Supplied material

===============

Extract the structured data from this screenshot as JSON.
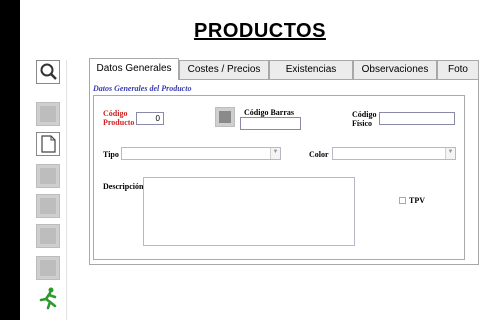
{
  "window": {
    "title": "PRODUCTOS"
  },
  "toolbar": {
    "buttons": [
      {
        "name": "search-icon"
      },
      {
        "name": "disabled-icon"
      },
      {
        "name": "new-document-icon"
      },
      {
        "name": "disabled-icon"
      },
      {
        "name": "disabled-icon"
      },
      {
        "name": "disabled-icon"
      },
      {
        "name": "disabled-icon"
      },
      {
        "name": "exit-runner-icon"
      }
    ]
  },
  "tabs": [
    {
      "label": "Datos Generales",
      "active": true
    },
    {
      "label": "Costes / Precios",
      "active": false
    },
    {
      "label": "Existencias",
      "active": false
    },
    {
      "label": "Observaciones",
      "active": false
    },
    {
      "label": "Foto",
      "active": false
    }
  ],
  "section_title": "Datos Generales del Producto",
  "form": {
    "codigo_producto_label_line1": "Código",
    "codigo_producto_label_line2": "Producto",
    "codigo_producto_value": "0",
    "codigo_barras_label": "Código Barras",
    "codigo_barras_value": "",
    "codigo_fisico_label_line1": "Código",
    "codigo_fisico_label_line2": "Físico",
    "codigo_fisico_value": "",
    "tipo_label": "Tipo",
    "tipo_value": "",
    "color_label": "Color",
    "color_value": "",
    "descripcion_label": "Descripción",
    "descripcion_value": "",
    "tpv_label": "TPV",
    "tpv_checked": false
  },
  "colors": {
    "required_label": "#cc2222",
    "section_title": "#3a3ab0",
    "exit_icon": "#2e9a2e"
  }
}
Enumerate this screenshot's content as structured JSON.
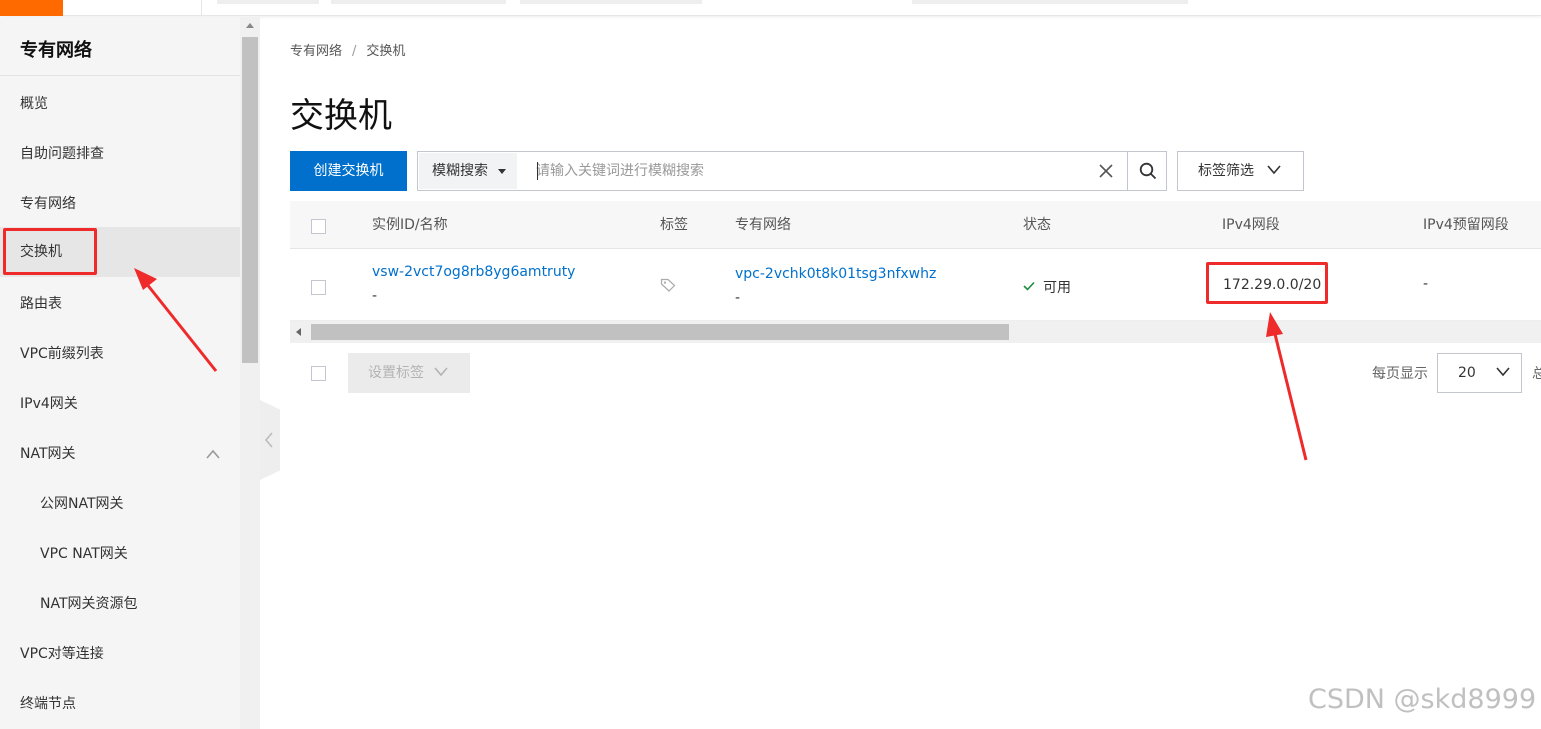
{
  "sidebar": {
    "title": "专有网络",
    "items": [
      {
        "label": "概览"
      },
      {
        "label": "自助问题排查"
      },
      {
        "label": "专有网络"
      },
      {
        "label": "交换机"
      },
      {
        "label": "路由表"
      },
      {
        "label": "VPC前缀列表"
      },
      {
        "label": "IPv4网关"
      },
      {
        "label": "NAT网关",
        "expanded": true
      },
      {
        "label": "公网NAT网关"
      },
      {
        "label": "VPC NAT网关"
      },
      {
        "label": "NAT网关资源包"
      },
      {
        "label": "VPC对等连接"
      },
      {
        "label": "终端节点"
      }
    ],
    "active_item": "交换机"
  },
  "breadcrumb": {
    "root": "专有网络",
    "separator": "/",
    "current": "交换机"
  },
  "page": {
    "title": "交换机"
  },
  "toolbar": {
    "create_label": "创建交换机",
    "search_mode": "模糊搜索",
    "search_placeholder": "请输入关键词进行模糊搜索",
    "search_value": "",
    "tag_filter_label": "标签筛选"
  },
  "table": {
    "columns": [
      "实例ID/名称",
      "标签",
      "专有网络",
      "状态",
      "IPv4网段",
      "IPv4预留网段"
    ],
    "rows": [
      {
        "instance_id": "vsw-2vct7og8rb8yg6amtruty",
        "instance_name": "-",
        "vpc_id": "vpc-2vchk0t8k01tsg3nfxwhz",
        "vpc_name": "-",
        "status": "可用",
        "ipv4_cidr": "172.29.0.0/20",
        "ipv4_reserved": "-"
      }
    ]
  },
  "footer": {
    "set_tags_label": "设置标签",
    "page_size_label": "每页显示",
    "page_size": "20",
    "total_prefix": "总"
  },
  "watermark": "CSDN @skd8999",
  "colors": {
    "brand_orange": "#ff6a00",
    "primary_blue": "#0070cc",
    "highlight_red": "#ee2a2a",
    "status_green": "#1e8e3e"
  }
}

===============

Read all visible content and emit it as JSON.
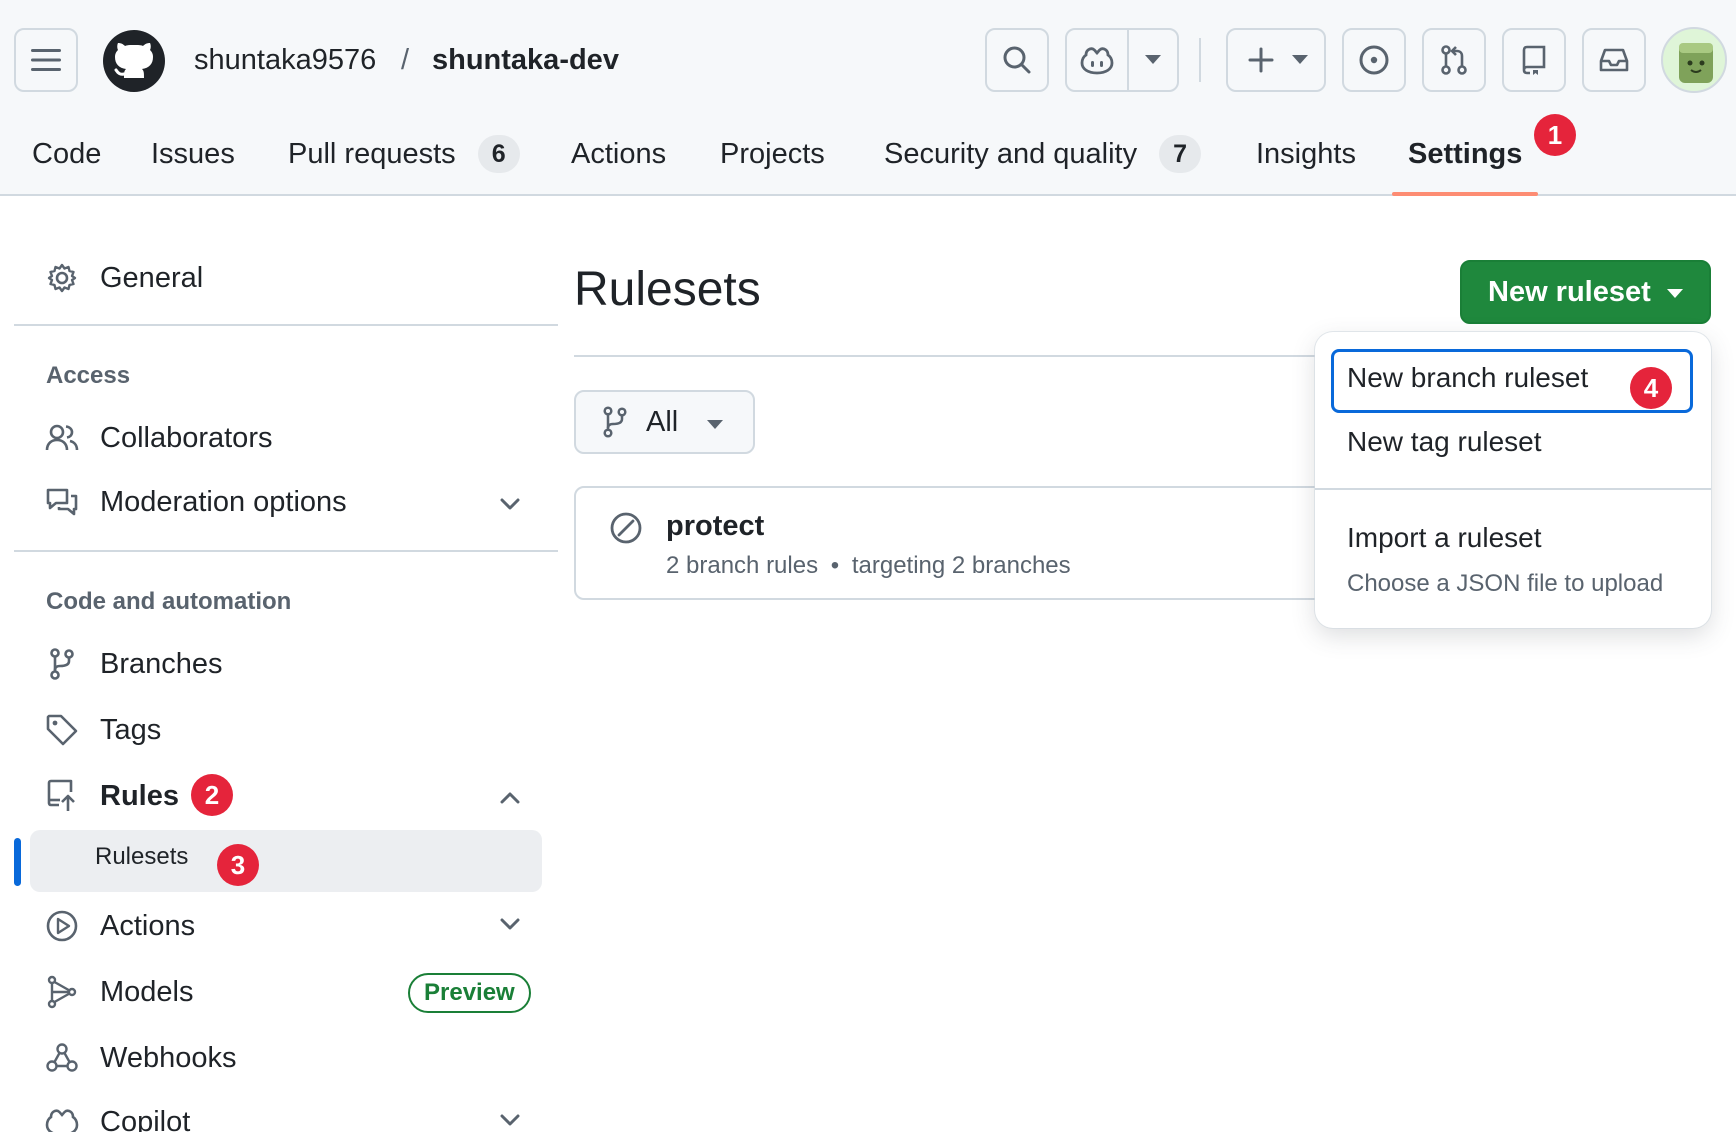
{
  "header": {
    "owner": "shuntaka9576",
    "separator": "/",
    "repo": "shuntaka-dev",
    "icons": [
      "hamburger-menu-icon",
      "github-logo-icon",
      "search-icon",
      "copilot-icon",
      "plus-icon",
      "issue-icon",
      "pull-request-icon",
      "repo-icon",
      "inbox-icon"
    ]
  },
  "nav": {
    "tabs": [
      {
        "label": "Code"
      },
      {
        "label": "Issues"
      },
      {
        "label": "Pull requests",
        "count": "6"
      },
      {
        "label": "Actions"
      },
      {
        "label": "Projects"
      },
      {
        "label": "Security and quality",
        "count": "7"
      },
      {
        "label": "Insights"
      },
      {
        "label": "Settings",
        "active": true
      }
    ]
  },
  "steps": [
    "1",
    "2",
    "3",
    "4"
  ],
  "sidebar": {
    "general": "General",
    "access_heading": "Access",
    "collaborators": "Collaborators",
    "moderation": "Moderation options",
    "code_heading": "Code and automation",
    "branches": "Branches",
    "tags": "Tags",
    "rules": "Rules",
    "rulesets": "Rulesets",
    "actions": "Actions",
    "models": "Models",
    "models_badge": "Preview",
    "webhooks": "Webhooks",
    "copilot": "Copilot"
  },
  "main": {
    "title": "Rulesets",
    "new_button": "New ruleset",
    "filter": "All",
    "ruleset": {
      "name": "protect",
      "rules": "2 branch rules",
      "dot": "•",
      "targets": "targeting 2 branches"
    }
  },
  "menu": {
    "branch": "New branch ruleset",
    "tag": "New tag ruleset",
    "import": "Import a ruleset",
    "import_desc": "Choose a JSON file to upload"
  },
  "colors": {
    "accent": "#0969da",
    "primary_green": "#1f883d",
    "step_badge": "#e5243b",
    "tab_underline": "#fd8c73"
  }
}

===============

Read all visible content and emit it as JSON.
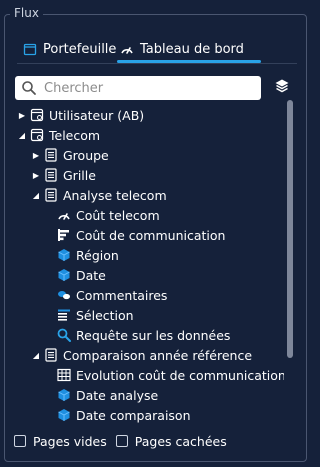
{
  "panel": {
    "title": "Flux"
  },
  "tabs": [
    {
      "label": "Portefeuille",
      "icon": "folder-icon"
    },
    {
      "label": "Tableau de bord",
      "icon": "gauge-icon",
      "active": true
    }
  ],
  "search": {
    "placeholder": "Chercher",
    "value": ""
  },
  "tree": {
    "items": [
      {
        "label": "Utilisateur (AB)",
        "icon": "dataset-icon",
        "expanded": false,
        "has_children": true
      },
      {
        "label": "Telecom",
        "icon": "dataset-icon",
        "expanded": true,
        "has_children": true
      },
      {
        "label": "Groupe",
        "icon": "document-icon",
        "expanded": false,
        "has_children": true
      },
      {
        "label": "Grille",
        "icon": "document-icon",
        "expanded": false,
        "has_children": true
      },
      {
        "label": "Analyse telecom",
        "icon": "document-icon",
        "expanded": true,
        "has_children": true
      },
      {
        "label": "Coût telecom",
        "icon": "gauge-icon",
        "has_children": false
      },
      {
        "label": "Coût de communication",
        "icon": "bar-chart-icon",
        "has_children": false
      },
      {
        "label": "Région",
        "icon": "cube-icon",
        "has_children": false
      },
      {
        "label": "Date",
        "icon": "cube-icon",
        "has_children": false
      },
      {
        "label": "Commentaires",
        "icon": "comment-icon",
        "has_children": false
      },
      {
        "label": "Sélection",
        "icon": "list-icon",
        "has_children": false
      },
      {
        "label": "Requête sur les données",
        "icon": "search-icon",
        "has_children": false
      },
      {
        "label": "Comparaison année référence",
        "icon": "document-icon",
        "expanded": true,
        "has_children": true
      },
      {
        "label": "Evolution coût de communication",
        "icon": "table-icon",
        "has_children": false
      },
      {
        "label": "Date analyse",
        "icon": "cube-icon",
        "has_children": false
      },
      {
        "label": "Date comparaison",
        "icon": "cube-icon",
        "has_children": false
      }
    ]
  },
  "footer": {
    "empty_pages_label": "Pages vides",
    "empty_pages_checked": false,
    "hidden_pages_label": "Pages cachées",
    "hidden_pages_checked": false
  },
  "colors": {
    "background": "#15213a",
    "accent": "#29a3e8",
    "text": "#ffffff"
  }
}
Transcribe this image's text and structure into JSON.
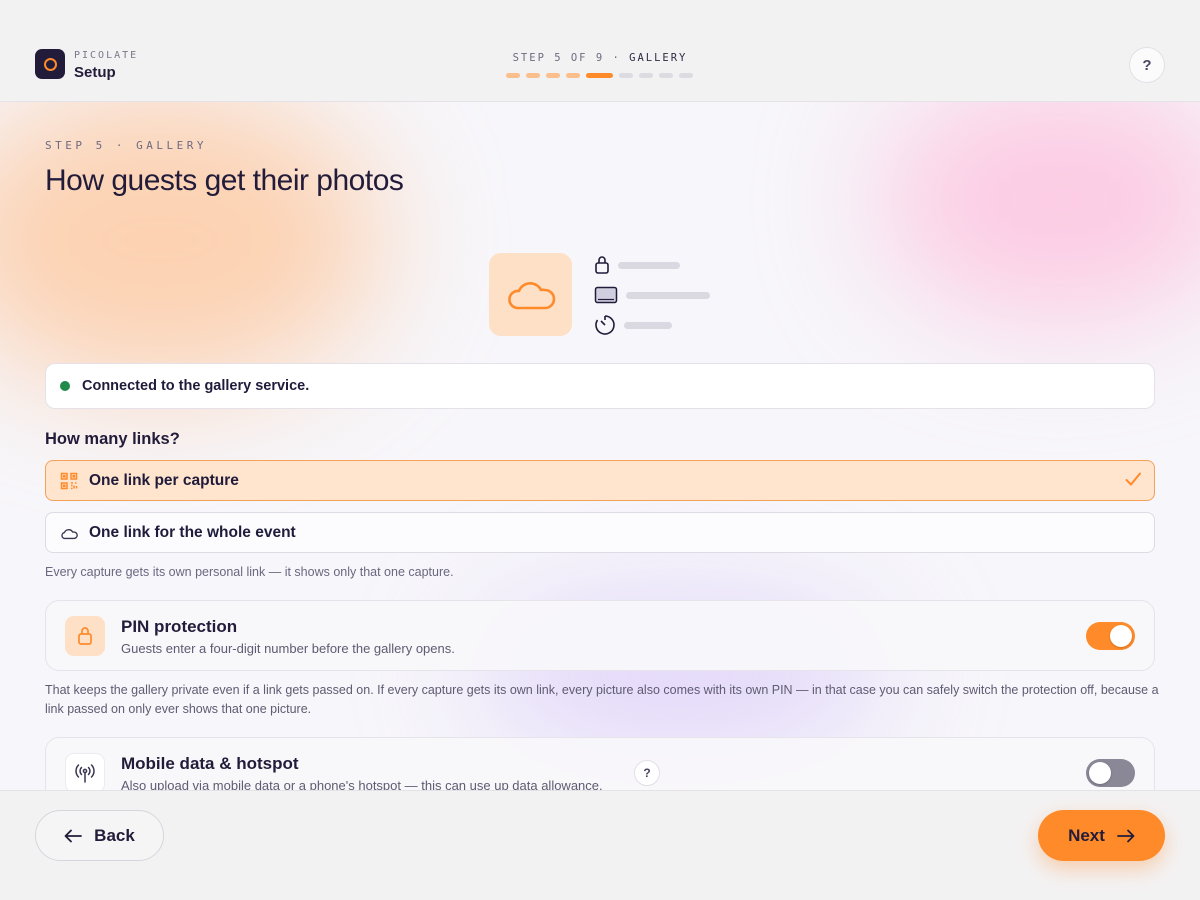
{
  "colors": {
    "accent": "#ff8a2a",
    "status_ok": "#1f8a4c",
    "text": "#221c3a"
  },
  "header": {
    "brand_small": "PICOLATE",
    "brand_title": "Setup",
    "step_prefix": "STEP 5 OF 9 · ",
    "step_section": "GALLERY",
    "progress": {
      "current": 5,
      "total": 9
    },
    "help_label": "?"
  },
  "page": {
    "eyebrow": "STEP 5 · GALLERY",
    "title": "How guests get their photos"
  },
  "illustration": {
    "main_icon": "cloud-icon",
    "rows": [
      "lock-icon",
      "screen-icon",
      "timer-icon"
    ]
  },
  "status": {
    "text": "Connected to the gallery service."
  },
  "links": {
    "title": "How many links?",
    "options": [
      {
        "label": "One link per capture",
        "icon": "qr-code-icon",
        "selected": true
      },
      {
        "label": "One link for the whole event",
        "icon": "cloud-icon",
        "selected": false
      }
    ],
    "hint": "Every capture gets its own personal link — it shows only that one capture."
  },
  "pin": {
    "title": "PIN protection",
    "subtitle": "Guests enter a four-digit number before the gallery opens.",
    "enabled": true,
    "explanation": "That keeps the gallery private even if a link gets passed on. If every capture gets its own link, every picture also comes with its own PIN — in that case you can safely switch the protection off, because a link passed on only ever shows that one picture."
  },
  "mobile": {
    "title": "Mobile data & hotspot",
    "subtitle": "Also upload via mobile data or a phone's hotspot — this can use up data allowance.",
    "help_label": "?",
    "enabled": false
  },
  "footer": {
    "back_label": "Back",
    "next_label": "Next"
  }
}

===============

Prompt
State how many lines above contain the string "screenshot", with no other words.

Reply
2